• _Work to do_:
Output the records. Match them exactly.

• _Dataset content_:
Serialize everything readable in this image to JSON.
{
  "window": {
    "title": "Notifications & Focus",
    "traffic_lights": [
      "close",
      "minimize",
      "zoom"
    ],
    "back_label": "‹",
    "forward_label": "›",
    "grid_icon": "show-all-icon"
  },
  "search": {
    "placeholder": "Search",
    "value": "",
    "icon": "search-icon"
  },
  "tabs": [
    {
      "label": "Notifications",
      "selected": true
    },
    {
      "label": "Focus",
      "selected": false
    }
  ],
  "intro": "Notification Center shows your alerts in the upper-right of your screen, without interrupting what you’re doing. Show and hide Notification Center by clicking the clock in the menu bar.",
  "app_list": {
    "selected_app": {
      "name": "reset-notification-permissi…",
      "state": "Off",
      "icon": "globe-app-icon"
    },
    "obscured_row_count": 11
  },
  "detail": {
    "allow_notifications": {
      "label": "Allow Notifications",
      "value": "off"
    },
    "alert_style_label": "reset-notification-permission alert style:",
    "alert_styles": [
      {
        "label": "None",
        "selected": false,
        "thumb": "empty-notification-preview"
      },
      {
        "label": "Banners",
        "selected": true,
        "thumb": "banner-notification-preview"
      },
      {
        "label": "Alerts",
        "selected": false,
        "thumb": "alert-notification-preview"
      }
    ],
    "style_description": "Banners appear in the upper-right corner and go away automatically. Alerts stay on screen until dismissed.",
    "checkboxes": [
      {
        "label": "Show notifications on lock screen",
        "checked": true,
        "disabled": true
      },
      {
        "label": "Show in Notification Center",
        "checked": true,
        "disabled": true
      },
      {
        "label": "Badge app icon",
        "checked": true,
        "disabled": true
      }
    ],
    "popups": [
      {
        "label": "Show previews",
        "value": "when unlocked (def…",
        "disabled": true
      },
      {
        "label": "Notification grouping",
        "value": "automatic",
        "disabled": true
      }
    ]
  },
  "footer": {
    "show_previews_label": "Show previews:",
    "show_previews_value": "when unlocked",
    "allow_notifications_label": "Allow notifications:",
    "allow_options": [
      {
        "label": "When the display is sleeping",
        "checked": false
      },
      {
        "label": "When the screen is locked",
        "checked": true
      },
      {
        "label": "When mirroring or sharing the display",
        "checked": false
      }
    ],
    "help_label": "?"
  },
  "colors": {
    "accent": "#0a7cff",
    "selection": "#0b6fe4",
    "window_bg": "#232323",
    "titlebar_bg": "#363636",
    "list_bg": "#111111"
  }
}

• _Result below_:
Serialize everything readable in this image to JSON.
{
  "window": {
    "title": "Notifications & Focus",
    "traffic_lights": [
      "close",
      "minimize",
      "zoom"
    ],
    "back_label": "‹",
    "forward_label": "›",
    "grid_icon": "show-all-icon"
  },
  "search": {
    "placeholder": "Search",
    "value": "",
    "icon": "search-icon"
  },
  "tabs": [
    {
      "label": "Notifications",
      "selected": true
    },
    {
      "label": "Focus",
      "selected": false
    }
  ],
  "intro": "Notification Center shows your alerts in the upper-right of your screen, without interrupting what you’re doing. Show and hide Notification Center by clicking the clock in the menu bar.",
  "app_list": {
    "selected_app": {
      "name": "reset-notification-permissi…",
      "state": "Off",
      "icon": "globe-app-icon"
    },
    "obscured_row_count": 11
  },
  "detail": {
    "allow_notifications": {
      "label": "Allow Notifications",
      "value": "off"
    },
    "alert_style_label": "reset-notification-permission alert style:",
    "alert_styles": [
      {
        "label": "None",
        "selected": false,
        "thumb": "empty-notification-preview"
      },
      {
        "label": "Banners",
        "selected": true,
        "thumb": "banner-notification-preview"
      },
      {
        "label": "Alerts",
        "selected": false,
        "thumb": "alert-notification-preview"
      }
    ],
    "style_description": "Banners appear in the upper-right corner and go away automatically. Alerts stay on screen until dismissed.",
    "checkboxes": [
      {
        "label": "Show notifications on lock screen",
        "checked": true,
        "disabled": true
      },
      {
        "label": "Show in Notification Center",
        "checked": true,
        "disabled": true
      },
      {
        "label": "Badge app icon",
        "checked": true,
        "disabled": true
      }
    ],
    "popups": [
      {
        "label": "Show previews",
        "value": "when unlocked (def…",
        "disabled": true
      },
      {
        "label": "Notification grouping",
        "value": "automatic",
        "disabled": true
      }
    ]
  },
  "footer": {
    "show_previews_label": "Show previews:",
    "show_previews_value": "when unlocked",
    "allow_notifications_label": "Allow notifications:",
    "allow_options": [
      {
        "label": "When the display is sleeping",
        "checked": false
      },
      {
        "label": "When the screen is locked",
        "checked": true
      },
      {
        "label": "When mirroring or sharing the display",
        "checked": false
      }
    ],
    "help_label": "?"
  },
  "colors": {
    "accent": "#0a7cff",
    "selection": "#0b6fe4",
    "window_bg": "#232323",
    "titlebar_bg": "#363636",
    "list_bg": "#111111"
  }
}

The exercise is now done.